***** RECORDS SUPPLIED *****

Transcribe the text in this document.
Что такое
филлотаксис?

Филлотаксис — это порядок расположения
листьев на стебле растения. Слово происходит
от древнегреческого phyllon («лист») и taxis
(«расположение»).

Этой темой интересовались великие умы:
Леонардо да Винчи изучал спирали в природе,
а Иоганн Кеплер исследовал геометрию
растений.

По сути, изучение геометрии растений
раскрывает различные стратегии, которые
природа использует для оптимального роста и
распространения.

*****

[GIVEN TASK]: Extract each record, keeping it identical to the original.

[RESULT OF THIS EXERCISE]:
Transcribe the text in this document.
Что такое
филлотаксис?

Филлотаксис — это порядок расположения
листьев на стебле растения. Слово происходит
от древнегреческого phyllon («лист») и taxis
(«расположение»).

Этой темой интересовались великие умы:
Леонардо да Винчи изучал спирали в природе,
а Иоганн Кеплер исследовал геометрию
растений.

По сути, изучение геометрии растений
раскрывает различные стратегии, которые
природа использует для оптимального роста и
распространения.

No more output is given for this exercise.